Reproduce the lines below, swapping every occurrence of "toggle-thumb" for "switch-knob" and leaving everything else unchanged.

(PROVIDED DATA):
#####

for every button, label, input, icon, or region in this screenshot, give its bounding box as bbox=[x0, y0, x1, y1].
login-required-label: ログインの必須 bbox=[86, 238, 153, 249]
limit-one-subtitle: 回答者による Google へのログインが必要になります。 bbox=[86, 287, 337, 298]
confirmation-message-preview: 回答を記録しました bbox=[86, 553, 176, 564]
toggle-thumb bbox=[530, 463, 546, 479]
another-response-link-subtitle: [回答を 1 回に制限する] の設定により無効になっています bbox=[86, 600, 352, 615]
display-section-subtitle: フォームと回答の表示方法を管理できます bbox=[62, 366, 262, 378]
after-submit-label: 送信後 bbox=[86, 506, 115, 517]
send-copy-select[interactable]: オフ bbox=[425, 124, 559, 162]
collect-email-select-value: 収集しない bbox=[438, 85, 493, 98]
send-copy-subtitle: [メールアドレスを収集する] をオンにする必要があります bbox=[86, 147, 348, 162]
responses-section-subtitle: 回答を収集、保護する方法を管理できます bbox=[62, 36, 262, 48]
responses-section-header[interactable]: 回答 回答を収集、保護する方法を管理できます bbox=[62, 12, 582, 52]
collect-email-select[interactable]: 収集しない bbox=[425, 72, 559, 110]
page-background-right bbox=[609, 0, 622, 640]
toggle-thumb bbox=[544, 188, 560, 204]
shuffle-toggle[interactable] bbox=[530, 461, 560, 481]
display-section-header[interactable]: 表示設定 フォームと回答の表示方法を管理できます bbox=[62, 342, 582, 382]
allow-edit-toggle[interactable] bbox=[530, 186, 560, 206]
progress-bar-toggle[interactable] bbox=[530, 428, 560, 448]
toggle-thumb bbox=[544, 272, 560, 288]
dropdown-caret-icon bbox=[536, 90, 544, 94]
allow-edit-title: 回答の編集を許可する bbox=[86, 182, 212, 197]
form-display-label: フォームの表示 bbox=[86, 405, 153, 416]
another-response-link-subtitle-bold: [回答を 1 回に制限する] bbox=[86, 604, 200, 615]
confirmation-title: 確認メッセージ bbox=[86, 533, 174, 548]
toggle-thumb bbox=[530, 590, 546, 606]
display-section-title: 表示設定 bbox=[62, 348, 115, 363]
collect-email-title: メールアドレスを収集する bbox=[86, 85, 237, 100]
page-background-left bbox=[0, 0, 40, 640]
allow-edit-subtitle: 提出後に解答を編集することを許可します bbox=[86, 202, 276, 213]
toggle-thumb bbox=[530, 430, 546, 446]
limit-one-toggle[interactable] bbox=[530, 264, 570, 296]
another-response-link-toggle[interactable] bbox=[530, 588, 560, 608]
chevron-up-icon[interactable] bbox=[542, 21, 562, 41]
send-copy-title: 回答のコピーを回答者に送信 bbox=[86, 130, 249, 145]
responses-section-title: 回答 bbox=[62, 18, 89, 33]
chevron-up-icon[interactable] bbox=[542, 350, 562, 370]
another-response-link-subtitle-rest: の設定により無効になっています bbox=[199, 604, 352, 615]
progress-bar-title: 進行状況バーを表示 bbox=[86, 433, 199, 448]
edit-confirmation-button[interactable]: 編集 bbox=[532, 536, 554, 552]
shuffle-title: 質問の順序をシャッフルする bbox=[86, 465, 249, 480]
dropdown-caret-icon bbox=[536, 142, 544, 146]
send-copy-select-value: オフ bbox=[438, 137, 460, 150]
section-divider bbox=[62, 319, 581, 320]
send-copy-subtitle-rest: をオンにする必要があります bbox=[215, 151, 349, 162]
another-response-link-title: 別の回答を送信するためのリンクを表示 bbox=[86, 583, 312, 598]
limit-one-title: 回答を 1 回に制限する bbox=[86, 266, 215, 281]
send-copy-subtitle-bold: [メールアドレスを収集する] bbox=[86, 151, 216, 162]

#####

(TASK RESPONSE):
for every button, label, input, icon, or region in this screenshot, give its bounding box as bbox=[x0, y0, x1, y1].
login-required-label: ログインの必須 bbox=[86, 238, 153, 249]
limit-one-subtitle: 回答者による Google へのログインが必要になります。 bbox=[86, 287, 337, 298]
confirmation-message-preview: 回答を記録しました bbox=[86, 553, 176, 564]
switch-knob bbox=[530, 463, 546, 479]
another-response-link-subtitle: [回答を 1 回に制限する] の設定により無効になっています bbox=[86, 600, 352, 615]
display-section-subtitle: フォームと回答の表示方法を管理できます bbox=[62, 366, 262, 378]
after-submit-label: 送信後 bbox=[86, 506, 115, 517]
send-copy-select[interactable]: オフ bbox=[425, 124, 559, 162]
collect-email-select-value: 収集しない bbox=[438, 85, 493, 98]
send-copy-subtitle: [メールアドレスを収集する] をオンにする必要があります bbox=[86, 147, 348, 162]
responses-section-subtitle: 回答を収集、保護する方法を管理できます bbox=[62, 36, 262, 48]
responses-section-header[interactable]: 回答 回答を収集、保護する方法を管理できます bbox=[62, 12, 582, 52]
collect-email-select[interactable]: 収集しない bbox=[425, 72, 559, 110]
page-background-right bbox=[609, 0, 622, 640]
switch-knob bbox=[544, 188, 560, 204]
shuffle-toggle[interactable] bbox=[530, 461, 560, 481]
display-section-header[interactable]: 表示設定 フォームと回答の表示方法を管理できます bbox=[62, 342, 582, 382]
allow-edit-toggle[interactable] bbox=[530, 186, 560, 206]
progress-bar-toggle[interactable] bbox=[530, 428, 560, 448]
switch-knob bbox=[544, 272, 560, 288]
dropdown-caret-icon bbox=[536, 90, 544, 94]
allow-edit-title: 回答の編集を許可する bbox=[86, 182, 212, 197]
form-display-label: フォームの表示 bbox=[86, 405, 153, 416]
another-response-link-subtitle-bold: [回答を 1 回に制限する] bbox=[86, 604, 200, 615]
confirmation-title: 確認メッセージ bbox=[86, 533, 174, 548]
switch-knob bbox=[530, 590, 546, 606]
display-section-title: 表示設定 bbox=[62, 348, 115, 363]
collect-email-title: メールアドレスを収集する bbox=[86, 85, 237, 100]
page-background-left bbox=[0, 0, 40, 640]
allow-edit-subtitle: 提出後に解答を編集することを許可します bbox=[86, 202, 276, 213]
switch-knob bbox=[530, 430, 546, 446]
limit-one-toggle[interactable] bbox=[530, 264, 570, 296]
another-response-link-toggle[interactable] bbox=[530, 588, 560, 608]
chevron-up-icon[interactable] bbox=[542, 21, 562, 41]
send-copy-title: 回答のコピーを回答者に送信 bbox=[86, 130, 249, 145]
responses-section-title: 回答 bbox=[62, 18, 89, 33]
chevron-up-icon[interactable] bbox=[542, 350, 562, 370]
another-response-link-subtitle-rest: の設定により無効になっています bbox=[199, 604, 352, 615]
progress-bar-title: 進行状況バーを表示 bbox=[86, 433, 199, 448]
edit-confirmation-button[interactable]: 編集 bbox=[532, 536, 554, 552]
shuffle-title: 質問の順序をシャッフルする bbox=[86, 465, 249, 480]
dropdown-caret-icon bbox=[536, 142, 544, 146]
send-copy-select-value: オフ bbox=[438, 137, 460, 150]
section-divider bbox=[62, 319, 581, 320]
send-copy-subtitle-rest: をオンにする必要があります bbox=[215, 151, 349, 162]
another-response-link-title: 別の回答を送信するためのリンクを表示 bbox=[86, 583, 312, 598]
limit-one-title: 回答を 1 回に制限する bbox=[86, 266, 215, 281]
send-copy-subtitle-bold: [メールアドレスを収集する] bbox=[86, 151, 216, 162]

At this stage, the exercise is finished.